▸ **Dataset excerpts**
_ _ _ _ _

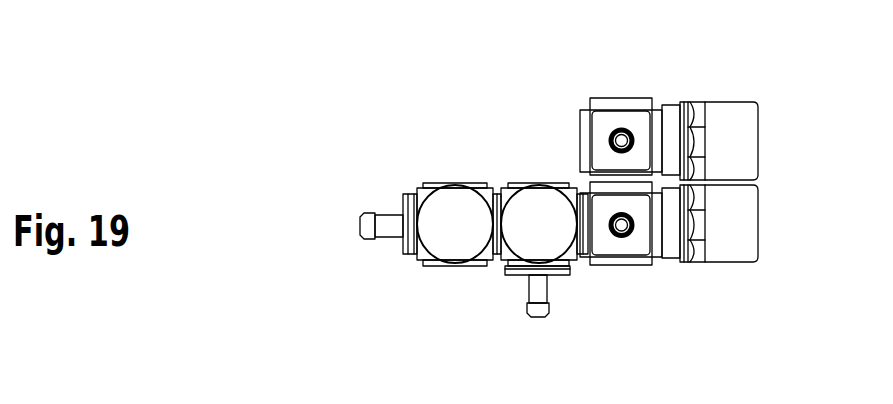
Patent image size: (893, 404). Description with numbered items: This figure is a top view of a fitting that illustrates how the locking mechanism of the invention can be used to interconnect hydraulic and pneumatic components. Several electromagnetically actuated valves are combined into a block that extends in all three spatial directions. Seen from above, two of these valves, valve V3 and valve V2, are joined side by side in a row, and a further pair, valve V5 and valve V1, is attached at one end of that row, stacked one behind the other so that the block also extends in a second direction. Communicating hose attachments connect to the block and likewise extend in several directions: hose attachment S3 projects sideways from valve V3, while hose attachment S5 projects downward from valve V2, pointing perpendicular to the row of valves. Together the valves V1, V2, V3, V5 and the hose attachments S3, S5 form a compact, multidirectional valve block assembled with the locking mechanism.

The electromagnetically actuated valve V1 is at (735, 225).
The electromagnetically actuated valve V2 is at (522, 240).
The electromagnetically actuated valve V3 is at (452, 240).
The electromagnetically actuated valve V5 is at (735, 125).
The hose attachment S3 is at (407, 205).
The hose attachment S5 is at (558, 270).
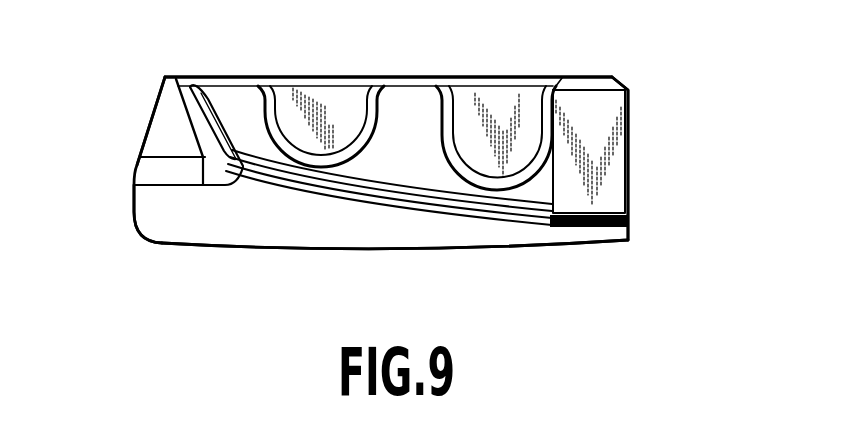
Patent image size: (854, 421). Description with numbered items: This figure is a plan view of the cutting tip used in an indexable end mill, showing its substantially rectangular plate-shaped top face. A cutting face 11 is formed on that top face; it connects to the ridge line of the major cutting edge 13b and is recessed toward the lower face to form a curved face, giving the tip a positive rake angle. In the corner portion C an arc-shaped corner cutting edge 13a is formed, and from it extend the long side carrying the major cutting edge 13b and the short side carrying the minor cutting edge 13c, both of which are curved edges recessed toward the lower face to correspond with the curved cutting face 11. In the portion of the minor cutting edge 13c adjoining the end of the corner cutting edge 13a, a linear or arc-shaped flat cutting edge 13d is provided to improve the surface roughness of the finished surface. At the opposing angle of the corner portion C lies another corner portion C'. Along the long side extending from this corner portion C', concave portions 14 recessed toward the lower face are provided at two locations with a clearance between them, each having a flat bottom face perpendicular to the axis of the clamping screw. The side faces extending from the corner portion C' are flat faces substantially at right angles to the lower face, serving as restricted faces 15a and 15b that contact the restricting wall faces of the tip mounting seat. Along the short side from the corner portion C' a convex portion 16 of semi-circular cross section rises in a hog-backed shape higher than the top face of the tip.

The cutting face 11 is at (262, 213).
The corner cutting edge 13a is at (140, 225).
The major cutting edge 13b is at (373, 252).
The minor cutting edge 13c is at (148, 133).
The flat cutting edge 13d is at (133, 192).
The concave portions 14 is at (484, 127).
The restricted face 15a is at (402, 90).
The restricted face 15b is at (630, 137).
The convex portion 16 is at (603, 173).
The corner portion C is at (111, 266).
The another corner portion C' is at (658, 50).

_ _ _ _ _

▸ **Instructions for the task**
Set down all of the lines above again, word for word, leaving out the pictures.

▸ **Written answer**
Patent image size: (893, 404). Description with numbered items: This figure is a top view of a fitting that illustrates how the locking mechanism of the invention can be used to interconnect hydraulic and pneumatic components. Several electromagnetically actuated valves are combined into a block that extends in all three spatial directions. Seen from above, two of these valves, valve V3 and valve V2, are joined side by side in a row, and a further pair, valve V5 and valve V1, is attached at one end of that row, stacked one behind the other so that the block also extends in a second direction. Communicating hose attachments connect to the block and likewise extend in several directions: hose attachment S3 projects sideways from valve V3, while hose attachment S5 projects downward from valve V2, pointing perpendicular to the row of valves. Together the valves V1, V2, V3, V5 and the hose attachments S3, S5 form a compact, multidirectional valve block assembled with the locking mechanism.

The electromagnetically actuated valve V1 is at (735, 225).
The electromagnetically actuated valve V2 is at (522, 240).
The electromagnetically actuated valve V3 is at (452, 240).
The electromagnetically actuated valve V5 is at (735, 125).
The hose attachment S3 is at (407, 205).
The hose attachment S5 is at (558, 270).
Patent image size: (854, 421). Description with numbered items: This figure is a plan view of the cutting tip used in an indexable end mill, showing its substantially rectangular plate-shaped top face. A cutting face 11 is formed on that top face; it connects to the ridge line of the major cutting edge 13b and is recessed toward the lower face to form a curved face, giving the tip a positive rake angle. In the corner portion C an arc-shaped corner cutting edge 13a is formed, and from it extend the long side carrying the major cutting edge 13b and the short side carrying the minor cutting edge 13c, both of which are curved edges recessed toward the lower face to correspond with the curved cutting face 11. In the portion of the minor cutting edge 13c adjoining the end of the corner cutting edge 13a, a linear or arc-shaped flat cutting edge 13d is provided to improve the surface roughness of the finished surface. At the opposing angle of the corner portion C lies another corner portion C'. Along the long side extending from this corner portion C', concave portions 14 recessed toward the lower face are provided at two locations with a clearance between them, each having a flat bottom face perpendicular to the axis of the clamping screw. The side faces extending from the corner portion C' are flat faces substantially at right angles to the lower face, serving as restricted faces 15a and 15b that contact the restricting wall faces of the tip mounting seat. Along the short side from the corner portion C' a convex portion 16 of semi-circular cross section rises in a hog-backed shape higher than the top face of the tip.

The cutting face 11 is at (262, 213).
The corner cutting edge 13a is at (140, 225).
The major cutting edge 13b is at (373, 252).
The minor cutting edge 13c is at (148, 133).
The flat cutting edge 13d is at (133, 192).
The concave portions 14 is at (484, 127).
The restricted face 15a is at (402, 90).
The restricted face 15b is at (630, 137).
The convex portion 16 is at (603, 173).
The corner portion C is at (111, 266).
The another corner portion C' is at (658, 50).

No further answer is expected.